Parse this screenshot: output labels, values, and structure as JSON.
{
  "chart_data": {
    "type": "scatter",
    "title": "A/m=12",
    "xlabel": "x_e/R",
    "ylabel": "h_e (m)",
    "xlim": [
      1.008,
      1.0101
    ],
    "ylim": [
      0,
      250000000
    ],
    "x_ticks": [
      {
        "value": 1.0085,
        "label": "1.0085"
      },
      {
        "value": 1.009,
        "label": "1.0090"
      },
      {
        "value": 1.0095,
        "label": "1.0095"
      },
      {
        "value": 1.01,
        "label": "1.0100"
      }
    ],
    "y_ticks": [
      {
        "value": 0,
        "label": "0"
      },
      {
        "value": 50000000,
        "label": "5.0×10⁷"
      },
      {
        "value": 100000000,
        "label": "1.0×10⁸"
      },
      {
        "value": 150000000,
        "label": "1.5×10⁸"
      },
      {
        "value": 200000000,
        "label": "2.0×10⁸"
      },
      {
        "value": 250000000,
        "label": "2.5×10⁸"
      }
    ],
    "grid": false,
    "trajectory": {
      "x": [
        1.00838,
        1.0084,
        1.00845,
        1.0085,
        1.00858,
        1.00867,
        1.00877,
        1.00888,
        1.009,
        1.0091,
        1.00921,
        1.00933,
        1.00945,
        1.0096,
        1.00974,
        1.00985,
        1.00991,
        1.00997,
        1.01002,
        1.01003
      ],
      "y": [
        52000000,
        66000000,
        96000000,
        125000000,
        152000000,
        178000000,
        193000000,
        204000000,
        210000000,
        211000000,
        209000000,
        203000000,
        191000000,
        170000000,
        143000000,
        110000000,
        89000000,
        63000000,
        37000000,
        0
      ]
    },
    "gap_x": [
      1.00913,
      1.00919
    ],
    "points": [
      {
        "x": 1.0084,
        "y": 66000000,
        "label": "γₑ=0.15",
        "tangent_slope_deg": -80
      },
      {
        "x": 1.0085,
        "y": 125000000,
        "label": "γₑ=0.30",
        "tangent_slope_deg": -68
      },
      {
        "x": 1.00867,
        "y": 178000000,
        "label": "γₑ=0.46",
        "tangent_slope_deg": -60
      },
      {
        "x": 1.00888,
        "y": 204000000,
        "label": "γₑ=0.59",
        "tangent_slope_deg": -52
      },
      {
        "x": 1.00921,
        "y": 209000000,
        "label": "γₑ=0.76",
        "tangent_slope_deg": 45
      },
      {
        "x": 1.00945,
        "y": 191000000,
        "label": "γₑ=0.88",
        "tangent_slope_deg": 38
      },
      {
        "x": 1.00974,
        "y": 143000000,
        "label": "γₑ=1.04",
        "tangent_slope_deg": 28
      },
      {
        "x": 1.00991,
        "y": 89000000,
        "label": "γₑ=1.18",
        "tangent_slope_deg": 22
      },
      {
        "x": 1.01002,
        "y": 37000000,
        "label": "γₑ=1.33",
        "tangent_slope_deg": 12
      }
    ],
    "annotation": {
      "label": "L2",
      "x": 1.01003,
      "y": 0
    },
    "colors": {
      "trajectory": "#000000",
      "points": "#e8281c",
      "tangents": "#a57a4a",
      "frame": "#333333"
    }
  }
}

+===+

### Objective
Every line above should be retyped exactly as given.

### Output for this exercise
Parse this screenshot: output labels, values, and structure as JSON.
{
  "chart_data": {
    "type": "scatter",
    "title": "A/m=12",
    "xlabel": "x_e/R",
    "ylabel": "h_e (m)",
    "xlim": [
      1.008,
      1.0101
    ],
    "ylim": [
      0,
      250000000
    ],
    "x_ticks": [
      {
        "value": 1.0085,
        "label": "1.0085"
      },
      {
        "value": 1.009,
        "label": "1.0090"
      },
      {
        "value": 1.0095,
        "label": "1.0095"
      },
      {
        "value": 1.01,
        "label": "1.0100"
      }
    ],
    "y_ticks": [
      {
        "value": 0,
        "label": "0"
      },
      {
        "value": 50000000,
        "label": "5.0×10⁷"
      },
      {
        "value": 100000000,
        "label": "1.0×10⁸"
      },
      {
        "value": 150000000,
        "label": "1.5×10⁸"
      },
      {
        "value": 200000000,
        "label": "2.0×10⁸"
      },
      {
        "value": 250000000,
        "label": "2.5×10⁸"
      }
    ],
    "grid": false,
    "trajectory": {
      "x": [
        1.00838,
        1.0084,
        1.00845,
        1.0085,
        1.00858,
        1.00867,
        1.00877,
        1.00888,
        1.009,
        1.0091,
        1.00921,
        1.00933,
        1.00945,
        1.0096,
        1.00974,
        1.00985,
        1.00991,
        1.00997,
        1.01002,
        1.01003
      ],
      "y": [
        52000000,
        66000000,
        96000000,
        125000000,
        152000000,
        178000000,
        193000000,
        204000000,
        210000000,
        211000000,
        209000000,
        203000000,
        191000000,
        170000000,
        143000000,
        110000000,
        89000000,
        63000000,
        37000000,
        0
      ]
    },
    "gap_x": [
      1.00913,
      1.00919
    ],
    "points": [
      {
        "x": 1.0084,
        "y": 66000000,
        "label": "γₑ=0.15",
        "tangent_slope_deg": -80
      },
      {
        "x": 1.0085,
        "y": 125000000,
        "label": "γₑ=0.30",
        "tangent_slope_deg": -68
      },
      {
        "x": 1.00867,
        "y": 178000000,
        "label": "γₑ=0.46",
        "tangent_slope_deg": -60
      },
      {
        "x": 1.00888,
        "y": 204000000,
        "label": "γₑ=0.59",
        "tangent_slope_deg": -52
      },
      {
        "x": 1.00921,
        "y": 209000000,
        "label": "γₑ=0.76",
        "tangent_slope_deg": 45
      },
      {
        "x": 1.00945,
        "y": 191000000,
        "label": "γₑ=0.88",
        "tangent_slope_deg": 38
      },
      {
        "x": 1.00974,
        "y": 143000000,
        "label": "γₑ=1.04",
        "tangent_slope_deg": 28
      },
      {
        "x": 1.00991,
        "y": 89000000,
        "label": "γₑ=1.18",
        "tangent_slope_deg": 22
      },
      {
        "x": 1.01002,
        "y": 37000000,
        "label": "γₑ=1.33",
        "tangent_slope_deg": 12
      }
    ],
    "annotation": {
      "label": "L2",
      "x": 1.01003,
      "y": 0
    },
    "colors": {
      "trajectory": "#000000",
      "points": "#e8281c",
      "tangents": "#a57a4a",
      "frame": "#333333"
    }
  }
}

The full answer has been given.